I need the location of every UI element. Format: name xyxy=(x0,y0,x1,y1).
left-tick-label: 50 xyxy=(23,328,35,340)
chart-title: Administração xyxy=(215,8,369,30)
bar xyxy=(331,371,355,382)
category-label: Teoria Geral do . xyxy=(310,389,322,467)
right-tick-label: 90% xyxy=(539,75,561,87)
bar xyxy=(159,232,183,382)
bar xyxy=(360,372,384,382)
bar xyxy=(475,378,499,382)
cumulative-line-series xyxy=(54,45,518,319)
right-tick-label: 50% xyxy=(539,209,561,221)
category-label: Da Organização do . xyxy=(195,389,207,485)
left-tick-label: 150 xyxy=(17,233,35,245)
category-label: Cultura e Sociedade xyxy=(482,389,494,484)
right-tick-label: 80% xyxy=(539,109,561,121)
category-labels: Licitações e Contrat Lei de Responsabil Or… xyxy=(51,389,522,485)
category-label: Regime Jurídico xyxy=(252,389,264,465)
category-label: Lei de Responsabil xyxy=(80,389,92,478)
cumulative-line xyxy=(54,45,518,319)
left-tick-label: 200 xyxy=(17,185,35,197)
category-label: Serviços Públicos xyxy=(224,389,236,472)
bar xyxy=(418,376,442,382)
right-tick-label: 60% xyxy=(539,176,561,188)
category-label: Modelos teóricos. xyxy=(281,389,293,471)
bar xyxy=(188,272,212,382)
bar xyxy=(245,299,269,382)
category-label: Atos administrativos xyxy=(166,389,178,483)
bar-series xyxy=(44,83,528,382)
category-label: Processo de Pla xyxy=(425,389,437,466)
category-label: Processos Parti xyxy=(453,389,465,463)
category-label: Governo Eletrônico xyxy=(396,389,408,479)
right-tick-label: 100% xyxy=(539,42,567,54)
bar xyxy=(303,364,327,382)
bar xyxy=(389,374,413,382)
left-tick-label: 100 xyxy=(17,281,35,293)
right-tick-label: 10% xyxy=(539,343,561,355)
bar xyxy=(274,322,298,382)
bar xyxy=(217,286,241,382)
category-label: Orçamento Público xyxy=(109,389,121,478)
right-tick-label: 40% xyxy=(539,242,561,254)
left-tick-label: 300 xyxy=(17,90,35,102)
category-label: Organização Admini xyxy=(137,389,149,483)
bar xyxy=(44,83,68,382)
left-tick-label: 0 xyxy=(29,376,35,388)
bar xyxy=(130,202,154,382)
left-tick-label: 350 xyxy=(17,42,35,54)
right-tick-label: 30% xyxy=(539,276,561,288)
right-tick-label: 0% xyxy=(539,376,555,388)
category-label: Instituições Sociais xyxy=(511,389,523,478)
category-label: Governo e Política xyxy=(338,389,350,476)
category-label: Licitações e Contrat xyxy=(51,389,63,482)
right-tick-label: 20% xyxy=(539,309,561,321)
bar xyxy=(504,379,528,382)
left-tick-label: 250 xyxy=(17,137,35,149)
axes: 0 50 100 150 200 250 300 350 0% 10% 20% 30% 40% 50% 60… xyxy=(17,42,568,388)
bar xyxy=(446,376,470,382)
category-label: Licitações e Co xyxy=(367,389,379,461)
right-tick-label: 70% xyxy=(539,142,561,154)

◆ ◆ ◆ ◆ ◆

— EXERCISE DETAILS —
Please give the rows again from the start through the line containing "bar xyxy=(217,286,241,382)", swapping "right-tick-label" for "right-axis-label" and leaving everything else unchanged.

— WRITTEN RESPONSE —
I need the location of every UI element. Format: name xyxy=(x0,y0,x1,y1).
left-tick-label: 50 xyxy=(23,328,35,340)
chart-title: Administração xyxy=(215,8,369,30)
bar xyxy=(331,371,355,382)
category-label: Teoria Geral do . xyxy=(310,389,322,467)
right-axis-label: 90% xyxy=(539,75,561,87)
bar xyxy=(159,232,183,382)
bar xyxy=(360,372,384,382)
bar xyxy=(475,378,499,382)
cumulative-line-series xyxy=(54,45,518,319)
right-axis-label: 50% xyxy=(539,209,561,221)
category-label: Da Organização do . xyxy=(195,389,207,485)
left-tick-label: 150 xyxy=(17,233,35,245)
category-label: Cultura e Sociedade xyxy=(482,389,494,484)
right-axis-label: 80% xyxy=(539,109,561,121)
category-labels: Licitações e Contrat Lei de Responsabil Or… xyxy=(51,389,522,485)
category-label: Regime Jurídico xyxy=(252,389,264,465)
category-label: Lei de Responsabil xyxy=(80,389,92,478)
cumulative-line xyxy=(54,45,518,319)
left-tick-label: 200 xyxy=(17,185,35,197)
category-label: Serviços Públicos xyxy=(224,389,236,472)
bar xyxy=(418,376,442,382)
right-axis-label: 60% xyxy=(539,176,561,188)
category-label: Modelos teóricos. xyxy=(281,389,293,471)
bar xyxy=(188,272,212,382)
bar xyxy=(245,299,269,382)
category-label: Atos administrativos xyxy=(166,389,178,483)
bar-series xyxy=(44,83,528,382)
category-label: Processo de Pla xyxy=(425,389,437,466)
category-label: Processos Parti xyxy=(453,389,465,463)
category-label: Governo Eletrônico xyxy=(396,389,408,479)
right-axis-label: 100% xyxy=(539,42,567,54)
bar xyxy=(303,364,327,382)
bar xyxy=(389,374,413,382)
left-tick-label: 100 xyxy=(17,281,35,293)
right-axis-label: 10% xyxy=(539,343,561,355)
bar xyxy=(274,322,298,382)
bar xyxy=(217,286,241,382)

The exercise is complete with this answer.